• **GIVEN REQUEST**: Read the records below. Copy each line where the string "Απόλλων" occurs.

• **DATASET ROWS**:
===============
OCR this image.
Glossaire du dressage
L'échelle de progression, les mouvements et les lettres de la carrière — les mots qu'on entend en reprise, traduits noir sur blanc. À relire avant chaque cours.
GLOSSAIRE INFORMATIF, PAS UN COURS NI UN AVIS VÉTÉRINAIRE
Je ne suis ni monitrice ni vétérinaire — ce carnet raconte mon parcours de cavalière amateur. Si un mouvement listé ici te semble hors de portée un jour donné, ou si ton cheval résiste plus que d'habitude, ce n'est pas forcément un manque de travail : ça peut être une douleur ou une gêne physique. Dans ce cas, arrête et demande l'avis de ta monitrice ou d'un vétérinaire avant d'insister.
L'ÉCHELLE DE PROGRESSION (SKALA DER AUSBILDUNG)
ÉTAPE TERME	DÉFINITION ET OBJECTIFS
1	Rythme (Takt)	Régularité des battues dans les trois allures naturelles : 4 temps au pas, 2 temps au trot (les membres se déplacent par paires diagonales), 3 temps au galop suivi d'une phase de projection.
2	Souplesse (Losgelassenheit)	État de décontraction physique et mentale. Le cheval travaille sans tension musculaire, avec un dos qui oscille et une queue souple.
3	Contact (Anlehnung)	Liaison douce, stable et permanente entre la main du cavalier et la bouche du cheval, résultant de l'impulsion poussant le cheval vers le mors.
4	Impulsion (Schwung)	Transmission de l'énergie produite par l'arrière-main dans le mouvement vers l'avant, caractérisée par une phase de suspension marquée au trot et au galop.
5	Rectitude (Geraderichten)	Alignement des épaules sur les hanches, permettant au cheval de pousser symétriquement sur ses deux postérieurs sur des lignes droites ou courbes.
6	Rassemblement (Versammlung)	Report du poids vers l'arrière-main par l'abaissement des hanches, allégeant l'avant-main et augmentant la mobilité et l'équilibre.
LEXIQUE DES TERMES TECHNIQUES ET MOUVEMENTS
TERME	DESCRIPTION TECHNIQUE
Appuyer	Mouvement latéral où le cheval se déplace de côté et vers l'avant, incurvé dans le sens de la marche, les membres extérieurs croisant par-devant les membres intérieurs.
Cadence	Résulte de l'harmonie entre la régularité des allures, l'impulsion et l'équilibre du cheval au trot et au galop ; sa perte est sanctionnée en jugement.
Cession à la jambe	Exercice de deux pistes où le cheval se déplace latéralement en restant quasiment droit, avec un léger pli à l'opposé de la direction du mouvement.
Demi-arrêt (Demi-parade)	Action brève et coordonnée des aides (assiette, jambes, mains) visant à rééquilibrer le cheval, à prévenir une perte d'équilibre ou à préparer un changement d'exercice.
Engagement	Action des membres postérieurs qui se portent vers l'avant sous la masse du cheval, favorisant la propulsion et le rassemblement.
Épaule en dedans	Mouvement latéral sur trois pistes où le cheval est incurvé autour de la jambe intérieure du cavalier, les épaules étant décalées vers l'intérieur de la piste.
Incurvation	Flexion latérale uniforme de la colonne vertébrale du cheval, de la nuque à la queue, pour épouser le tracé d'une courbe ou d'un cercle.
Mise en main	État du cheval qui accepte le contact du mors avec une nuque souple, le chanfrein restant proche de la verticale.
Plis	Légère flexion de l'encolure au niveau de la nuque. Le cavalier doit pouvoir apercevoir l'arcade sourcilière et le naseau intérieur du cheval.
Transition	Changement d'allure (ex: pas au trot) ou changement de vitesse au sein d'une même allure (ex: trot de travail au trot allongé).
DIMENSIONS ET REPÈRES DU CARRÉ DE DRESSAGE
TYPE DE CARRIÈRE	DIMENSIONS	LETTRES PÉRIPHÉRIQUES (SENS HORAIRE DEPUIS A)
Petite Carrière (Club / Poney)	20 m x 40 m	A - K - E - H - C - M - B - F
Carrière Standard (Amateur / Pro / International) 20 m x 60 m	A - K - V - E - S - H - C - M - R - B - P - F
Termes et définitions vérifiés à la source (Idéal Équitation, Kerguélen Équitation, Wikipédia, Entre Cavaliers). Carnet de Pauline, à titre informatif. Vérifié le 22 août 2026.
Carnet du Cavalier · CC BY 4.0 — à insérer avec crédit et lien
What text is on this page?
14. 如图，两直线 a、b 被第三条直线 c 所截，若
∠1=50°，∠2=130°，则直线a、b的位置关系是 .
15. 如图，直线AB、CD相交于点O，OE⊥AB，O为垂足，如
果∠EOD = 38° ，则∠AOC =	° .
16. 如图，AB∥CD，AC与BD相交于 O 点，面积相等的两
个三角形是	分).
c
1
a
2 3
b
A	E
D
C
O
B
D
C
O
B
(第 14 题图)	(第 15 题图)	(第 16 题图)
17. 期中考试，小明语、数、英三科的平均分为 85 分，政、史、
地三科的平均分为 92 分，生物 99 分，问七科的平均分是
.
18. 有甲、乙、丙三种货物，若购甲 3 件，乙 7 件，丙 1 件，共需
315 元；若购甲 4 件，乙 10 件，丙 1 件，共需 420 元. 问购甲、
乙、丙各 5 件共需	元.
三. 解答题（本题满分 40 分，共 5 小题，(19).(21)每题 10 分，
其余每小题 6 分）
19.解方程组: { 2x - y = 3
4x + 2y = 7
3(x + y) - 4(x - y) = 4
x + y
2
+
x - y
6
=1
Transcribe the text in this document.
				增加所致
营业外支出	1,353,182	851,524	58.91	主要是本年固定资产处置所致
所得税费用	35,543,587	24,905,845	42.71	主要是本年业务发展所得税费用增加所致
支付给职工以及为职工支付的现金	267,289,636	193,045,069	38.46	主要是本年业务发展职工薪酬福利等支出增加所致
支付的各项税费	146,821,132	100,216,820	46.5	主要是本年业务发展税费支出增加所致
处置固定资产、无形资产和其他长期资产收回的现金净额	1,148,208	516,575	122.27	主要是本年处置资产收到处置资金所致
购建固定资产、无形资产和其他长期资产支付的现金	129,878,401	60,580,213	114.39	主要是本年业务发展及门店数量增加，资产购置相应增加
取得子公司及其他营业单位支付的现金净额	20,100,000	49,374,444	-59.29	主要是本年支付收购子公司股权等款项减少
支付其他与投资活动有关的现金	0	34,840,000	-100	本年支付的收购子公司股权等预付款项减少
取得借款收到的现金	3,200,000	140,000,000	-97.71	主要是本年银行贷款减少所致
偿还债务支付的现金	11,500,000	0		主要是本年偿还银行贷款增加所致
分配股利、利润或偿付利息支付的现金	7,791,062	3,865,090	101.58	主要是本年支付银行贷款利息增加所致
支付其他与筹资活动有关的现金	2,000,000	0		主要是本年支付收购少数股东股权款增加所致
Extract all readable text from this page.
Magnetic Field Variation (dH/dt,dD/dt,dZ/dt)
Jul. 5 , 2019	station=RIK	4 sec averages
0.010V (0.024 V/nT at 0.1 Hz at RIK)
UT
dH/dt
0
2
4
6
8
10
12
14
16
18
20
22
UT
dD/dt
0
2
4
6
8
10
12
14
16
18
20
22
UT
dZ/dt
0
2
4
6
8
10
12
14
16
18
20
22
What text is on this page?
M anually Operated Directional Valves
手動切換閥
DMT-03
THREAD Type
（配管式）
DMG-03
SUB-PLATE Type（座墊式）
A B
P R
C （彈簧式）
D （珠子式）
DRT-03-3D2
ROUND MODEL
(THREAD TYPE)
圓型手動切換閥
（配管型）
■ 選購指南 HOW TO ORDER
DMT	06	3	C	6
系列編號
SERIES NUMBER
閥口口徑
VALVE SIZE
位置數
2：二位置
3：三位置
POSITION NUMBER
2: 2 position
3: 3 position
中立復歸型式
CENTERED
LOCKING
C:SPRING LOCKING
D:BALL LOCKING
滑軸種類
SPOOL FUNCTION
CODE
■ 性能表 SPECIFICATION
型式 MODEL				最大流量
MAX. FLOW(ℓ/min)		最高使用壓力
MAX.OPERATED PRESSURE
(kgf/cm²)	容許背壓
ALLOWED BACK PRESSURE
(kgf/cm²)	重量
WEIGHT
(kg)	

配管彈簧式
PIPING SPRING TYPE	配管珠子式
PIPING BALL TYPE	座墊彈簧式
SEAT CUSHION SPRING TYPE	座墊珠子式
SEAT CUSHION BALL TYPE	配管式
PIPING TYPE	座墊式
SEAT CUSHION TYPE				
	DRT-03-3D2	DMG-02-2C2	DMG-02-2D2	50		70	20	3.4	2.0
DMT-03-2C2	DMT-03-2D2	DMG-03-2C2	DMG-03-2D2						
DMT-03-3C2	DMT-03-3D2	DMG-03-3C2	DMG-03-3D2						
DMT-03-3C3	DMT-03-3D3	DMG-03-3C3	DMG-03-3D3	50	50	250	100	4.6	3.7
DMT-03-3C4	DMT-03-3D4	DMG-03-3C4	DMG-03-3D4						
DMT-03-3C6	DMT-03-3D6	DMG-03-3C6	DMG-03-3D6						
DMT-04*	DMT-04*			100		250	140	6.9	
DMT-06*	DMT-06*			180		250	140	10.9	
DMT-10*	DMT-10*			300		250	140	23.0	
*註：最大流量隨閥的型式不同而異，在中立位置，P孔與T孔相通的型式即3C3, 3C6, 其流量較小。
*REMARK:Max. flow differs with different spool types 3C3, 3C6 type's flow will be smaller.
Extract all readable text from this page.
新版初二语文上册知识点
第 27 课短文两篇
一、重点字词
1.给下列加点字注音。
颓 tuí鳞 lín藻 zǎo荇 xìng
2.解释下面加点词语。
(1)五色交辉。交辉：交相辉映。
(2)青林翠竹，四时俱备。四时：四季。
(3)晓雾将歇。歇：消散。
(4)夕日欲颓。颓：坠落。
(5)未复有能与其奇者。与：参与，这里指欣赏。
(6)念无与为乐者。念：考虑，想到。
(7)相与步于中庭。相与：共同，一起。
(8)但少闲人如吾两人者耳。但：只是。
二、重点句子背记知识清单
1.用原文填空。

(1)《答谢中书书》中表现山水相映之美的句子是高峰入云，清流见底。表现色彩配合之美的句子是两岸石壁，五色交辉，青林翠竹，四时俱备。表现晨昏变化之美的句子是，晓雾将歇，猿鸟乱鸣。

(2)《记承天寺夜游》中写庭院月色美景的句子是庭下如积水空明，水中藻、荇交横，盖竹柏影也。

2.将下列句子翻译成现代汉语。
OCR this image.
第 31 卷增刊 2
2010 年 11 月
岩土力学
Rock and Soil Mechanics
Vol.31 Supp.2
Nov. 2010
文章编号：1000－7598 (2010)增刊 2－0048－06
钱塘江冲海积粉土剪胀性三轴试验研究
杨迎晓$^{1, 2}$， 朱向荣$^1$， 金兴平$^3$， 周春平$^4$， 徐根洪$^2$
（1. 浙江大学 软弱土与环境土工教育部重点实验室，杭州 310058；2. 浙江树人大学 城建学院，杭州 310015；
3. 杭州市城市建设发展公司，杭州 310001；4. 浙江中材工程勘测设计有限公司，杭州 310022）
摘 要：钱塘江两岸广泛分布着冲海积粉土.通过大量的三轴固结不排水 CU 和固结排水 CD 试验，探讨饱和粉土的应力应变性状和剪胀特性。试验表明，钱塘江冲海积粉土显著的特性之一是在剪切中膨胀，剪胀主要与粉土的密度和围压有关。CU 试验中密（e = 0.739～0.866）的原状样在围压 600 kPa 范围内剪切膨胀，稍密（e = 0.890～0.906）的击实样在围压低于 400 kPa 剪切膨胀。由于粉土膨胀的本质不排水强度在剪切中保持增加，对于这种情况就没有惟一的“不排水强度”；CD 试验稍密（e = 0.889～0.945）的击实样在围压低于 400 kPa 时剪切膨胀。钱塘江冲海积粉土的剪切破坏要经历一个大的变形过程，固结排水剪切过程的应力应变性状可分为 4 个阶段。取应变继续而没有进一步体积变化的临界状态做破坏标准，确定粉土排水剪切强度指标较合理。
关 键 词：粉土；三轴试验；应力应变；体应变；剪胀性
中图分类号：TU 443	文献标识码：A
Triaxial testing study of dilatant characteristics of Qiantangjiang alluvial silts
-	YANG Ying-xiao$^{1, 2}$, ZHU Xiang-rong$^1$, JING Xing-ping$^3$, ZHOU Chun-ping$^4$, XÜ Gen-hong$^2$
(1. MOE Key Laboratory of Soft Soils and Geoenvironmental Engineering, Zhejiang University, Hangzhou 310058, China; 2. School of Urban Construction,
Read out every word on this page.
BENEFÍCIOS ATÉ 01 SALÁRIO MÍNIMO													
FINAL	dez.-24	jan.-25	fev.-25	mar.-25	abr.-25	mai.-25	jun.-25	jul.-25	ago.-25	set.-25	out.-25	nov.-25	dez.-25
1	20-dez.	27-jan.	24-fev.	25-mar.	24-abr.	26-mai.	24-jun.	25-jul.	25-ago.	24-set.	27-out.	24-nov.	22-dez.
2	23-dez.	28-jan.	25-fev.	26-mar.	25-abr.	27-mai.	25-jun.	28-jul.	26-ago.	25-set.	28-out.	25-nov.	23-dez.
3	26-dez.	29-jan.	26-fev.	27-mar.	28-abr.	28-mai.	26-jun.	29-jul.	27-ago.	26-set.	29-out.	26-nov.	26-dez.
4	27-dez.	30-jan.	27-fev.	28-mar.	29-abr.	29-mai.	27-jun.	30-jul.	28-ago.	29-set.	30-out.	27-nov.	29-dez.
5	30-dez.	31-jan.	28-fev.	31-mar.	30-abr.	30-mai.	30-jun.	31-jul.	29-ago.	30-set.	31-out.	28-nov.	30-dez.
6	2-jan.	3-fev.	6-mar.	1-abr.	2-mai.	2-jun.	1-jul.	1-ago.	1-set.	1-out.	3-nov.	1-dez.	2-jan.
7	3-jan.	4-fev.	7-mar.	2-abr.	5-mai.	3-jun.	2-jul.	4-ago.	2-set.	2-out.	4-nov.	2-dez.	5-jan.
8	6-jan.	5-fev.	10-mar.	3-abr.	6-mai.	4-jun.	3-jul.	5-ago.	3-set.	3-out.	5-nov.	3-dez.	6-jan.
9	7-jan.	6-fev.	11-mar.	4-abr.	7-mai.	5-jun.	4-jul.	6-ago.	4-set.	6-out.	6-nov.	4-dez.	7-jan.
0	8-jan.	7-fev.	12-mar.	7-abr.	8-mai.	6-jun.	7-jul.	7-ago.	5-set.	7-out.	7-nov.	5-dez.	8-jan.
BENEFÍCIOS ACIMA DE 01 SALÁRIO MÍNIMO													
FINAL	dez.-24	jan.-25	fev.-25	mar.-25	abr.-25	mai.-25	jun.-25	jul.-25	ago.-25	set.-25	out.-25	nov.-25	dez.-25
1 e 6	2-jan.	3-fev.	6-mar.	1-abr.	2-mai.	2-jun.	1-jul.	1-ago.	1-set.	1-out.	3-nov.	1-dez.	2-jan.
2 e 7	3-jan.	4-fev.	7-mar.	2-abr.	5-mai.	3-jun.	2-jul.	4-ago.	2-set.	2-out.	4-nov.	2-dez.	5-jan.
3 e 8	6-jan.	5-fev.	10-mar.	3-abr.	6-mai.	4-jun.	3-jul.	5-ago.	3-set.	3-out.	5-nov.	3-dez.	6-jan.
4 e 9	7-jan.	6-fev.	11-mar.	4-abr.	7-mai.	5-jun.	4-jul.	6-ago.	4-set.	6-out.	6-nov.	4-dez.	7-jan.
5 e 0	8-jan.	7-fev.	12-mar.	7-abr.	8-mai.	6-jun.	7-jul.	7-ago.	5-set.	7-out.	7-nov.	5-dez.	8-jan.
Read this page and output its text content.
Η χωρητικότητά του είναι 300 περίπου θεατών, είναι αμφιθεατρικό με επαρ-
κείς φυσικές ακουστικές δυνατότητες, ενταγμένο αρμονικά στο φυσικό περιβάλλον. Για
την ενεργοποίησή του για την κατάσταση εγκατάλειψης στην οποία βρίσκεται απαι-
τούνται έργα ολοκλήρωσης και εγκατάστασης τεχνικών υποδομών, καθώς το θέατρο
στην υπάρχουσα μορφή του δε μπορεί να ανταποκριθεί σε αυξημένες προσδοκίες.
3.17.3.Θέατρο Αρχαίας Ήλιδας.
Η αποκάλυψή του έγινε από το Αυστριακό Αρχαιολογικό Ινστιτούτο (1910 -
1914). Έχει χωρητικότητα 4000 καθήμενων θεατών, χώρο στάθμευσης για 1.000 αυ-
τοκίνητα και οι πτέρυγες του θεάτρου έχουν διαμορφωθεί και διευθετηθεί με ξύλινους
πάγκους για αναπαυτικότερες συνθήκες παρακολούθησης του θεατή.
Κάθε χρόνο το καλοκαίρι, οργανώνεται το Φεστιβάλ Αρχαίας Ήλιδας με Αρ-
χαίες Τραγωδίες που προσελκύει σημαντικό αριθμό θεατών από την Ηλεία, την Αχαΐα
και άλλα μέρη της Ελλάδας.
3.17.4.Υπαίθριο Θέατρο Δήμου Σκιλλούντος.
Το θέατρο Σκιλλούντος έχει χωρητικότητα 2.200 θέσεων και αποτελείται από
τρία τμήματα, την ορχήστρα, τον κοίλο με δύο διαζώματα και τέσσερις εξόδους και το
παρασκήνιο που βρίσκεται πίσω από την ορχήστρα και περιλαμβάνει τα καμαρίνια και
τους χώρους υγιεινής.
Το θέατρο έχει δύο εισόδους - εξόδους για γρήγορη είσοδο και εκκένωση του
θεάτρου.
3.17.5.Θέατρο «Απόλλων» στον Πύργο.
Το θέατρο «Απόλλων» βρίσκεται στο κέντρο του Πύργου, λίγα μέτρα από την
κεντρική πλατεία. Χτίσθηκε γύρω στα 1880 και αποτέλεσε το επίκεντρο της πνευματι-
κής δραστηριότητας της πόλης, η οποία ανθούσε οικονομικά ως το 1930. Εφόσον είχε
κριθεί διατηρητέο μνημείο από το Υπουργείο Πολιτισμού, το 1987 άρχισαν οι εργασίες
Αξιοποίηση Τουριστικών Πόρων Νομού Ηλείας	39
===============
• **WRITTEN RESPONSE**:
3.17.5.Θέατρο «Απόλλων» στον Πύργο.
Το θέατρο «Απόλλων» βρίσκεται στο κέντρο του Πύργου, λίγα μέτρα από την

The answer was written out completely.